— Start of DATA SUPPLIED —

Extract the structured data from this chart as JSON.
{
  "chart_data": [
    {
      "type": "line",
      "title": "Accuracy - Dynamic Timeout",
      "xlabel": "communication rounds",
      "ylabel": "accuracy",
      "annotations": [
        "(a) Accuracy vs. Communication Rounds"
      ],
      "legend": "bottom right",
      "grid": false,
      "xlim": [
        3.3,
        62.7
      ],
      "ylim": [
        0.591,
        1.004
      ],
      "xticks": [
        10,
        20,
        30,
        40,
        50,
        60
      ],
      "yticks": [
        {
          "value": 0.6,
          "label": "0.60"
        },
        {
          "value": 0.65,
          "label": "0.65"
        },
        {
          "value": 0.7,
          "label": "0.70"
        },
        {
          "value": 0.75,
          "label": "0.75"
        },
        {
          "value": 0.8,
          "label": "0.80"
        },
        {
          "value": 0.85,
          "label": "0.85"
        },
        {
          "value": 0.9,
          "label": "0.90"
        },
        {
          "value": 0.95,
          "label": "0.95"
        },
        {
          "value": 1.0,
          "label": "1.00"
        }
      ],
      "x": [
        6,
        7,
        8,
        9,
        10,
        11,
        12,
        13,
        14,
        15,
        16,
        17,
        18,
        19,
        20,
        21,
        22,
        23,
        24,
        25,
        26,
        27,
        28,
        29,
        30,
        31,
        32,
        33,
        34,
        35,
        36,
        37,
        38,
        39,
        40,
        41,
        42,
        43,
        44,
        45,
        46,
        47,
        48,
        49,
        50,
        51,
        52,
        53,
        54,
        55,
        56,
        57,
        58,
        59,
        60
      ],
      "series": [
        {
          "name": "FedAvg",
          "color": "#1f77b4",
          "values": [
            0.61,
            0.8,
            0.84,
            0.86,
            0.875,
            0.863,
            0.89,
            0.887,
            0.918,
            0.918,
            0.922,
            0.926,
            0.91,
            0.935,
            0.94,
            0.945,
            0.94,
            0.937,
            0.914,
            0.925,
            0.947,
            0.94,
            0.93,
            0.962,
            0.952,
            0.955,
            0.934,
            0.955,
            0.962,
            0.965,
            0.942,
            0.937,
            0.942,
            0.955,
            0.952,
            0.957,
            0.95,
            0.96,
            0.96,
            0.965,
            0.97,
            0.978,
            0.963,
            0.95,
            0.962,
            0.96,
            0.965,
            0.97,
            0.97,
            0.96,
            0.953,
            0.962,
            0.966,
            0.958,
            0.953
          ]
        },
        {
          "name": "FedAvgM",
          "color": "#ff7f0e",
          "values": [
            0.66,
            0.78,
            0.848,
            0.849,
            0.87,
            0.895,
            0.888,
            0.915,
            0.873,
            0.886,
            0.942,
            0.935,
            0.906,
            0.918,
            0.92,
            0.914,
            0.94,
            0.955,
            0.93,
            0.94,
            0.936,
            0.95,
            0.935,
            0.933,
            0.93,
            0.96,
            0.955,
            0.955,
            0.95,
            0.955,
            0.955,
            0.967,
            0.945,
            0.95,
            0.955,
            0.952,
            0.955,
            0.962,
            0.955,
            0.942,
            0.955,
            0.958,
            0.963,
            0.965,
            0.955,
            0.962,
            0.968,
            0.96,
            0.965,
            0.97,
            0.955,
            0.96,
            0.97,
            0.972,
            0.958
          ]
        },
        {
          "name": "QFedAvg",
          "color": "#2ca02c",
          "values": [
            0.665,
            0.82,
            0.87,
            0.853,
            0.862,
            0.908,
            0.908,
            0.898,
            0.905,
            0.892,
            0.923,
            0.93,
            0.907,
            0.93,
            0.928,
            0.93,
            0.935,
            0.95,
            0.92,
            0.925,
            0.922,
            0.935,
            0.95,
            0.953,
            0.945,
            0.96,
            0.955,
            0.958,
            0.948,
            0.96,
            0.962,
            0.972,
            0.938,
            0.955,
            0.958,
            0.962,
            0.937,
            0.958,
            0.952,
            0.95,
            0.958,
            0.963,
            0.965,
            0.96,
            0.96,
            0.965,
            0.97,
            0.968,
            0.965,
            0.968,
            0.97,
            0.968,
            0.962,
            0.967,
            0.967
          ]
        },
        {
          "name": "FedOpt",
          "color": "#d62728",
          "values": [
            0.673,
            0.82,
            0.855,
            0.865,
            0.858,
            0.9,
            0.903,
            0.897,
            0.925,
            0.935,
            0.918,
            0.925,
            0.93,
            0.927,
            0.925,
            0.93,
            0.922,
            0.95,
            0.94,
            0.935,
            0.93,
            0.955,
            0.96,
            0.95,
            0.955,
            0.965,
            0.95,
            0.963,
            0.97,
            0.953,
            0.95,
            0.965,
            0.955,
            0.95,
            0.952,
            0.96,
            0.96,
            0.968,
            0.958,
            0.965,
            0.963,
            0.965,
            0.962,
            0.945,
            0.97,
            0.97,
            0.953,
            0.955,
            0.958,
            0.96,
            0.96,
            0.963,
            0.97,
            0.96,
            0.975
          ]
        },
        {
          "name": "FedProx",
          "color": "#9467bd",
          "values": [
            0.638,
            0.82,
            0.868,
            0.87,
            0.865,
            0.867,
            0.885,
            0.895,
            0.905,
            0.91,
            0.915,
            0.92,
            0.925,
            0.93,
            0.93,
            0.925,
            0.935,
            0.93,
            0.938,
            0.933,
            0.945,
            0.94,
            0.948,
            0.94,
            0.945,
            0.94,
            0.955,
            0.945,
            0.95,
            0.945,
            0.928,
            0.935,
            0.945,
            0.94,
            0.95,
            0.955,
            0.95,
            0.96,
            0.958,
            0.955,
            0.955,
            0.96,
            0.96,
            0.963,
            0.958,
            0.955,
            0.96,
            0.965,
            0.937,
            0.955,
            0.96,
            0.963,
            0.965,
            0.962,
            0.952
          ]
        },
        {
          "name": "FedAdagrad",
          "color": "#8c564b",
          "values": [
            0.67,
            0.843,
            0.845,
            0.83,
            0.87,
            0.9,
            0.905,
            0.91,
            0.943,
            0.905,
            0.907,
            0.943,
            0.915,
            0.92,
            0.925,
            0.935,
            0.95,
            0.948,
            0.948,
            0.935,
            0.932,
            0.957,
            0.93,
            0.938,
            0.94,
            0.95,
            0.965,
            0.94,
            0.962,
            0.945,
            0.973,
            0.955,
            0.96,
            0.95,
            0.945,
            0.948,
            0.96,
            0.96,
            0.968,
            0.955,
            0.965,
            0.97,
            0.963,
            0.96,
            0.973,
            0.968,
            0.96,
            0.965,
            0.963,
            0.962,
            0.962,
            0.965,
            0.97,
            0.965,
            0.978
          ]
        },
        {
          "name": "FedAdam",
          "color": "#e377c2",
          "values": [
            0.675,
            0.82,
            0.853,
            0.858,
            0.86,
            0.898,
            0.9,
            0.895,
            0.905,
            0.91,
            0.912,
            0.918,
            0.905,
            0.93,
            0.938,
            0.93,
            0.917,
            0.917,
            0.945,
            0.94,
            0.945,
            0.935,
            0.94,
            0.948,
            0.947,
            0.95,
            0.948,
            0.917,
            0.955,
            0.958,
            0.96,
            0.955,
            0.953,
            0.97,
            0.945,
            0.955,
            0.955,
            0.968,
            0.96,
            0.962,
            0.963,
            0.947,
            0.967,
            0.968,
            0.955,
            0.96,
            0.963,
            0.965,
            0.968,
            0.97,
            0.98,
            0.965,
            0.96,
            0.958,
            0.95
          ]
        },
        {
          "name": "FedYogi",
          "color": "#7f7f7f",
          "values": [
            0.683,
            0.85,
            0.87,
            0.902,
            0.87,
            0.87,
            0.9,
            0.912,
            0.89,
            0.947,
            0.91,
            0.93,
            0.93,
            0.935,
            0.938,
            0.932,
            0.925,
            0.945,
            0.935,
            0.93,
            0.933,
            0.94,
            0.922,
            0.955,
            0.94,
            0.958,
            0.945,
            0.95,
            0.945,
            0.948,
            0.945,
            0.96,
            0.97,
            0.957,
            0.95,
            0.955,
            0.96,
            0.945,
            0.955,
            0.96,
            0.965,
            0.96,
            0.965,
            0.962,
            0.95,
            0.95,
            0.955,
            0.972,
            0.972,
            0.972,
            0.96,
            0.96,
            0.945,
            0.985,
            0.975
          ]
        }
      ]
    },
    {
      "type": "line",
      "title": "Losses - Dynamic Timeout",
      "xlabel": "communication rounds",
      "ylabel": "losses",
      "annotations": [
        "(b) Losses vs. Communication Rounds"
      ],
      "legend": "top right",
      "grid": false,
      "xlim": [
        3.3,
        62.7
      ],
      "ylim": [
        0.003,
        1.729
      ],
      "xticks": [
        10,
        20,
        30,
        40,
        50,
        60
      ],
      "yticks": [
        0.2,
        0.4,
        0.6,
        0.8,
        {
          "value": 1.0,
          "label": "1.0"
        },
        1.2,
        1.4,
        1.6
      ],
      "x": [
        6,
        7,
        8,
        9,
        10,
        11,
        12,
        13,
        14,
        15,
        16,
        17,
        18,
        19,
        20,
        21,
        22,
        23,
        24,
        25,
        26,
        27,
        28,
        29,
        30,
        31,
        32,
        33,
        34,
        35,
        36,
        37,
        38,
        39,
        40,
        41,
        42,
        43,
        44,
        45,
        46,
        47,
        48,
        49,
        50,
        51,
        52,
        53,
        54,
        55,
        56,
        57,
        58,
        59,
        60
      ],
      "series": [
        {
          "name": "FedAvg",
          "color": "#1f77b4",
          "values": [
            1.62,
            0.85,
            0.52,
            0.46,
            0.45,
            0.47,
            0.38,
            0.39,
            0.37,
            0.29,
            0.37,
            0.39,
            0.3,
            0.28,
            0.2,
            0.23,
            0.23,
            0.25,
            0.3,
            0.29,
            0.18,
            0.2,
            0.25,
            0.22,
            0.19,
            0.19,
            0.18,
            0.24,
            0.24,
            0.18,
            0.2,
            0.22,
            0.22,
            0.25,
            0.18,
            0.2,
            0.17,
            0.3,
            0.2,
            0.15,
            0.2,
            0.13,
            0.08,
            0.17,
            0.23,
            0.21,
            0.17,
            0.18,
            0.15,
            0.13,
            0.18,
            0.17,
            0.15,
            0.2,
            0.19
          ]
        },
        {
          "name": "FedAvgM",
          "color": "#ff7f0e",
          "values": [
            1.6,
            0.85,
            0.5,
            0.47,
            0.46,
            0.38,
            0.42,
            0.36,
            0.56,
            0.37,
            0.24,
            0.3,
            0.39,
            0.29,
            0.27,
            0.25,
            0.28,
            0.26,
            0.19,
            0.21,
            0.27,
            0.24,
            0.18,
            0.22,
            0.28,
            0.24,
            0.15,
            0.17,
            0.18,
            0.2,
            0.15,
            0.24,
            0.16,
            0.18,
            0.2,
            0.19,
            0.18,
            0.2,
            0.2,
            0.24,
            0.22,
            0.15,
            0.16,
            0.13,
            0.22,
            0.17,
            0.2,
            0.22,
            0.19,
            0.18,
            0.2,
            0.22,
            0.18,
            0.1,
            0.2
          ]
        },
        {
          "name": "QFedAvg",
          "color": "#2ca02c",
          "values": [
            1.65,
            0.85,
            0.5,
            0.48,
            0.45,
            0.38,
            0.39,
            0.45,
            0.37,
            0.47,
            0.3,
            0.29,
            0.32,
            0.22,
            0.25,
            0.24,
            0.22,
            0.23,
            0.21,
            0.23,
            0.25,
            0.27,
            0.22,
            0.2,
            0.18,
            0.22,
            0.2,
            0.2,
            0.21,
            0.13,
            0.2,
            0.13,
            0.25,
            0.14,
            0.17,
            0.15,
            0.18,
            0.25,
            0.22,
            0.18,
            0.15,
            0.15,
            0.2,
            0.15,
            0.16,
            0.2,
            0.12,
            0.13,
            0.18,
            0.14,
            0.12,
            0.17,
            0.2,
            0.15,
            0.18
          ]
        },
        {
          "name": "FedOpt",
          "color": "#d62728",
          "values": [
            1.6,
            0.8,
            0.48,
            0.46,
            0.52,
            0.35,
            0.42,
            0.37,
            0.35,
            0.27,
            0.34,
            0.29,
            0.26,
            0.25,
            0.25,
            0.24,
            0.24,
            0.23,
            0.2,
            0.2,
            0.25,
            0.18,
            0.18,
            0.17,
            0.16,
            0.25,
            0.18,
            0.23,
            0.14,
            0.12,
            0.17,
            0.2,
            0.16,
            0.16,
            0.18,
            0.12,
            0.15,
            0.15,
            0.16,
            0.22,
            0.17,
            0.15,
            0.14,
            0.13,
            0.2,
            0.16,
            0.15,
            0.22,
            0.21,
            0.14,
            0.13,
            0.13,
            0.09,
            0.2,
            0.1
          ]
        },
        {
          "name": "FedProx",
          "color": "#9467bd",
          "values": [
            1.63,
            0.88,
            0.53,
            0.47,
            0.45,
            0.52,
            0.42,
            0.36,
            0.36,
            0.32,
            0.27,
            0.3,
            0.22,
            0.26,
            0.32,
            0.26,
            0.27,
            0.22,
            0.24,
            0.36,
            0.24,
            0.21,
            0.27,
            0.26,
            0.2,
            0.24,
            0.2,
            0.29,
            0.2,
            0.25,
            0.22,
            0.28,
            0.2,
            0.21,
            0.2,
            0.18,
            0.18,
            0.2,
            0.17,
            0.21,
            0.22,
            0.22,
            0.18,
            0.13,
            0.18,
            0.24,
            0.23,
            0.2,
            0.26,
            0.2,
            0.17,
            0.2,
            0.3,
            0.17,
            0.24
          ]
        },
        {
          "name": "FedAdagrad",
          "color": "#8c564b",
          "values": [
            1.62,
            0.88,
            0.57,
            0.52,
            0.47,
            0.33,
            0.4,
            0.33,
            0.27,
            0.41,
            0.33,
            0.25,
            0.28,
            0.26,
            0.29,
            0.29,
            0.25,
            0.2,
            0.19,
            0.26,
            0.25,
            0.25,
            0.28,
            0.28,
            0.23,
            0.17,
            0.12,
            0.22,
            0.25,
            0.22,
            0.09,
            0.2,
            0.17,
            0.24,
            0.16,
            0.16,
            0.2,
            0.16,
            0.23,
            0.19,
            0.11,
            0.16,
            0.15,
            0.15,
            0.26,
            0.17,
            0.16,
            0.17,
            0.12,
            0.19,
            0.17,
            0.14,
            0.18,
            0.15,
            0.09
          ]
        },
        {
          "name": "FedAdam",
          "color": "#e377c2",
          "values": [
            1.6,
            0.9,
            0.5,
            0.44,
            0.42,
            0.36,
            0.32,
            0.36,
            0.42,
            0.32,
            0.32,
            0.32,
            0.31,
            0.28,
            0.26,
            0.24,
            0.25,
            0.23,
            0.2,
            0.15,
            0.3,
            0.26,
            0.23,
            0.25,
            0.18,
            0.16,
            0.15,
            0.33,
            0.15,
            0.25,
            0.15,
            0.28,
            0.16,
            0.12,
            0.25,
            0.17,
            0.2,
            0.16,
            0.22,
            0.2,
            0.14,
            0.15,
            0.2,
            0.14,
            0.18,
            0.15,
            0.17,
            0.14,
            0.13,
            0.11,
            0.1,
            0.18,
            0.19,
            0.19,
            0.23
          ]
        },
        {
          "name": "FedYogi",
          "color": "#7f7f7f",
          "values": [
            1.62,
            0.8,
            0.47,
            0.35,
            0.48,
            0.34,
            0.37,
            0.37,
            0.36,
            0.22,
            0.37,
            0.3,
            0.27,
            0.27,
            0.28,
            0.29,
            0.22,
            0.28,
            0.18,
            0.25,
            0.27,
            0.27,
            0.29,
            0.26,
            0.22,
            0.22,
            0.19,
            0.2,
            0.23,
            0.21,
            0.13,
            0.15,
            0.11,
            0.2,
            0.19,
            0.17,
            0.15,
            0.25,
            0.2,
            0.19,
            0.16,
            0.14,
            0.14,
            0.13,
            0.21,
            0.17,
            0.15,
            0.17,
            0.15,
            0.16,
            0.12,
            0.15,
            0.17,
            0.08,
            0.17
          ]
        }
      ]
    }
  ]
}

— End of DATA SUPPLIED —

(EXERCISE DIRECTIONS) List every line in the records above that contains the word "right".

(CORRECT RESPONSE)
      "legend": "bottom right",
      "legend": "top right",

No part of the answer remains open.